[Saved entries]
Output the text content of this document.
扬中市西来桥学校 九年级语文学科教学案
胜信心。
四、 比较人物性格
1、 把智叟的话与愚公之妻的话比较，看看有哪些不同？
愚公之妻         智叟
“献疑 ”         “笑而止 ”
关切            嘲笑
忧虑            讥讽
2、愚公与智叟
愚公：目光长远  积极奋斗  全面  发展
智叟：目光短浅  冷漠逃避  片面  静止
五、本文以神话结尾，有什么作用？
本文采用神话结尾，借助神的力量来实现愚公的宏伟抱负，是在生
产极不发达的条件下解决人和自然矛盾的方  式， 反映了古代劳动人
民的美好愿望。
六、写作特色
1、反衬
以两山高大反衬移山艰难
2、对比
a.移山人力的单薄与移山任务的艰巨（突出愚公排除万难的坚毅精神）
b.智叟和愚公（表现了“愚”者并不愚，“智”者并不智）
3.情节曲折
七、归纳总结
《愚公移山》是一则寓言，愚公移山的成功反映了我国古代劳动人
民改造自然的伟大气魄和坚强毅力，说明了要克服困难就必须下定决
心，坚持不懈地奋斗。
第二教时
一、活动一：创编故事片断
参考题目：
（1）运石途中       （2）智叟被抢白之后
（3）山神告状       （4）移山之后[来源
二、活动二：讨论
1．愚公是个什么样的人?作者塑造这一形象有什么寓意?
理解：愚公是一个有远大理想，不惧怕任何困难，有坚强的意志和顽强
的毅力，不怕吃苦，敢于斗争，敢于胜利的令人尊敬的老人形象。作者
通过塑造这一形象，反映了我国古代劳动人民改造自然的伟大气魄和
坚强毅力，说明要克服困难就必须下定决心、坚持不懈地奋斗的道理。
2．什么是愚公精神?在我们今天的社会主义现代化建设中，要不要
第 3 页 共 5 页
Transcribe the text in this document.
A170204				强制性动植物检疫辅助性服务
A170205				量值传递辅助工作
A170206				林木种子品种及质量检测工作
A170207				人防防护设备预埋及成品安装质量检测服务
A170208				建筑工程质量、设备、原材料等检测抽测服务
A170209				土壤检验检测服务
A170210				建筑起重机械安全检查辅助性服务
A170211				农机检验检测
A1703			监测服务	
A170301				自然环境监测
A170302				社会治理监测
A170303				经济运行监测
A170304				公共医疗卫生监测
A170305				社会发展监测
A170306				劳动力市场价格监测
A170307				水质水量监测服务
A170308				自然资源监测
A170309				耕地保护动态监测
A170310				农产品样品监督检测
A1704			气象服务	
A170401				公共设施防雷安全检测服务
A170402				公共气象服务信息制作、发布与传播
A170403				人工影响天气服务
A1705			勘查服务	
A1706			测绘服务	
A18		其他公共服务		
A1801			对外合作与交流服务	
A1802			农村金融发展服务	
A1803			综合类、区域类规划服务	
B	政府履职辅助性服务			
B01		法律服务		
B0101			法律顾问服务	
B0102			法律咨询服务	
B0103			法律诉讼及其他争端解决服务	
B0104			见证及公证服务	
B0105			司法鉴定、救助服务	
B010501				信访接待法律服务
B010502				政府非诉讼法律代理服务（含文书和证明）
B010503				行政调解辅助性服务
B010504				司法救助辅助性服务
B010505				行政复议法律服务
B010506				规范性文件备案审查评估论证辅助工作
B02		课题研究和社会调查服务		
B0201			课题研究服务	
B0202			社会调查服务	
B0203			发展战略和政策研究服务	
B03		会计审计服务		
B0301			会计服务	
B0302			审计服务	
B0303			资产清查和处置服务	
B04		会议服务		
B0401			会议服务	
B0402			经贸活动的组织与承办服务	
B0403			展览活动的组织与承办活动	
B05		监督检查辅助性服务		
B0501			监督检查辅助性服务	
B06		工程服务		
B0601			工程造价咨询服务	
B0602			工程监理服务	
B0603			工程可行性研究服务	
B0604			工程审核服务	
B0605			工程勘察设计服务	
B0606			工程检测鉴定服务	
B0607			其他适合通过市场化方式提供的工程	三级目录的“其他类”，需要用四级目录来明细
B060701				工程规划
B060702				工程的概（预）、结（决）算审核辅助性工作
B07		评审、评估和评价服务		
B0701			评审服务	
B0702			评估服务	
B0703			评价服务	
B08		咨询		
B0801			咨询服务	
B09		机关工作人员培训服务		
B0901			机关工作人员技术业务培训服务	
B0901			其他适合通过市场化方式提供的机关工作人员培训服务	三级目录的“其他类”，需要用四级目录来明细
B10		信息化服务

--- The request ---
Extract every line containing the string "三级目录的" from the material.

--- Answer to this exercise ---
B0607			其他适合通过市场化方式提供的工程	三级目录的“其他类”，需要用四级目录来明细
B0901			其他适合通过市场化方式提供的机关工作人员培训服务	三级目录的“其他类”，需要用四级目录来明细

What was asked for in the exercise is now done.